--- START OF Recorded data ---
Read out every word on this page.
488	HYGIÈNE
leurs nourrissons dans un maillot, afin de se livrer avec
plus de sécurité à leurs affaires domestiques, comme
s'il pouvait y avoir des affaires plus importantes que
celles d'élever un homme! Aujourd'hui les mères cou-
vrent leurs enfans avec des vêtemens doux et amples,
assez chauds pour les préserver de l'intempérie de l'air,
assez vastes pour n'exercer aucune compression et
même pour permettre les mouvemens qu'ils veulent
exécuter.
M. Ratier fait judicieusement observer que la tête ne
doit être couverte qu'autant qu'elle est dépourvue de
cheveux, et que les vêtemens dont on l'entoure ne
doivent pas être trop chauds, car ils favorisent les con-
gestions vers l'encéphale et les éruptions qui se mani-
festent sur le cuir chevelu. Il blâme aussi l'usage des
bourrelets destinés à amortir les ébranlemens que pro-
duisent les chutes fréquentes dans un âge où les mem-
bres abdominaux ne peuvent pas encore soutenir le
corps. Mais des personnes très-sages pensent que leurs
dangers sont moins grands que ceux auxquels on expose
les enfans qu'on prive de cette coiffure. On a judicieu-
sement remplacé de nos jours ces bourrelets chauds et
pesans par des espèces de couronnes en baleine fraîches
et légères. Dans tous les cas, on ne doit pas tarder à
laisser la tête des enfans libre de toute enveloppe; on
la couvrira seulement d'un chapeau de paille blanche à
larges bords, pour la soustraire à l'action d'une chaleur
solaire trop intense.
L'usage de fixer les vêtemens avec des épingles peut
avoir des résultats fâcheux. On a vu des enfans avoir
--- END OF Recorded data ---
--- START OF Recorded data ---
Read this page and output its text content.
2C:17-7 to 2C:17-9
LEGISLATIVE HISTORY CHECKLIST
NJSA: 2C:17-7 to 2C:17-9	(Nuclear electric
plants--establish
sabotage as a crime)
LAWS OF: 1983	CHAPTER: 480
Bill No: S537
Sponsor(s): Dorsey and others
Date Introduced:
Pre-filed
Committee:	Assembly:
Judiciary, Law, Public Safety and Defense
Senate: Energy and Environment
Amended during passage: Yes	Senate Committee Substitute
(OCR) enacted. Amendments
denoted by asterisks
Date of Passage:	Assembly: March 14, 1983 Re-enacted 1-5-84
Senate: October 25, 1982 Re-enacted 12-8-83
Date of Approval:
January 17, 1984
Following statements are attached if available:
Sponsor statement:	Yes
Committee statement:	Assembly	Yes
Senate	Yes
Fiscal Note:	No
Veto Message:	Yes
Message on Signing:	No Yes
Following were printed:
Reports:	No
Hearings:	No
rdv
--- END OF Recorded data ---
--- START OF Recorded data ---
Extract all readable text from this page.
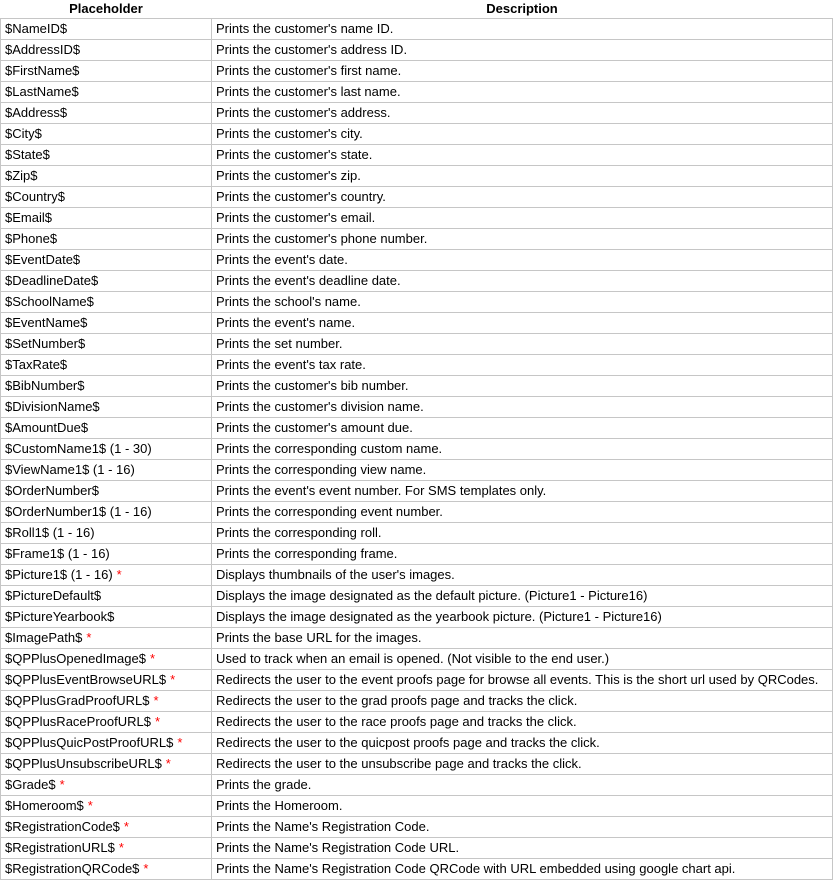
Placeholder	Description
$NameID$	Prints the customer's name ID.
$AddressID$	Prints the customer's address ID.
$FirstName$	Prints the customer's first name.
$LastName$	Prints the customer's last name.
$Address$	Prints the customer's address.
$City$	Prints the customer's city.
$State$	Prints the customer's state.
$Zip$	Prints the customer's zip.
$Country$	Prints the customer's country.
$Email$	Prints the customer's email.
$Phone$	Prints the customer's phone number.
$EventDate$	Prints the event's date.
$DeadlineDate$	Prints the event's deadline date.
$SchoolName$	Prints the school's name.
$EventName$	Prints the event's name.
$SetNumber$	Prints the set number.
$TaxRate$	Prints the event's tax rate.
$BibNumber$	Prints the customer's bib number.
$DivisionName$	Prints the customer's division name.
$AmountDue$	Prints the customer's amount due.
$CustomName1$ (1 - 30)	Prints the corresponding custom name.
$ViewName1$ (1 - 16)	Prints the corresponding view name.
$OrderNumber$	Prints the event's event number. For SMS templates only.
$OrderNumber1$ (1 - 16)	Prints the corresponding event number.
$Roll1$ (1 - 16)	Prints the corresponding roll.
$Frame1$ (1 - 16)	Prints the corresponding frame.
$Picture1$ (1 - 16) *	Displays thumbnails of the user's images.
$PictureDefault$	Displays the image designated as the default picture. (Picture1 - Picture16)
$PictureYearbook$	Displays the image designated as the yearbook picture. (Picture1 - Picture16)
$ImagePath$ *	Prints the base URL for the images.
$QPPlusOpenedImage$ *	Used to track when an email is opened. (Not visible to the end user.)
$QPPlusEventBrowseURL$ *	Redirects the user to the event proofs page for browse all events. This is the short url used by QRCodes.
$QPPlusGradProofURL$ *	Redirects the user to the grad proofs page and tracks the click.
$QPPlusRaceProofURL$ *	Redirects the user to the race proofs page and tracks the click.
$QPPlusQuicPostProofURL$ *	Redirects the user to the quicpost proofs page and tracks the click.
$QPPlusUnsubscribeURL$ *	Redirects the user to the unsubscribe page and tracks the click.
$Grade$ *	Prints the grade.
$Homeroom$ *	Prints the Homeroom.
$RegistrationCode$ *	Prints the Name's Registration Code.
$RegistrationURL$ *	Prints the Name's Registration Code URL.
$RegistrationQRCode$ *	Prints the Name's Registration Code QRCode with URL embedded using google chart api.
--- END OF Recorded data ---
Search the preceding listing for "avoir" and extract every line where it is found.

s'il pouvait y avoir des affaires plus importantes que
avoir des résultats fâcheux. On a vu des enfans avoir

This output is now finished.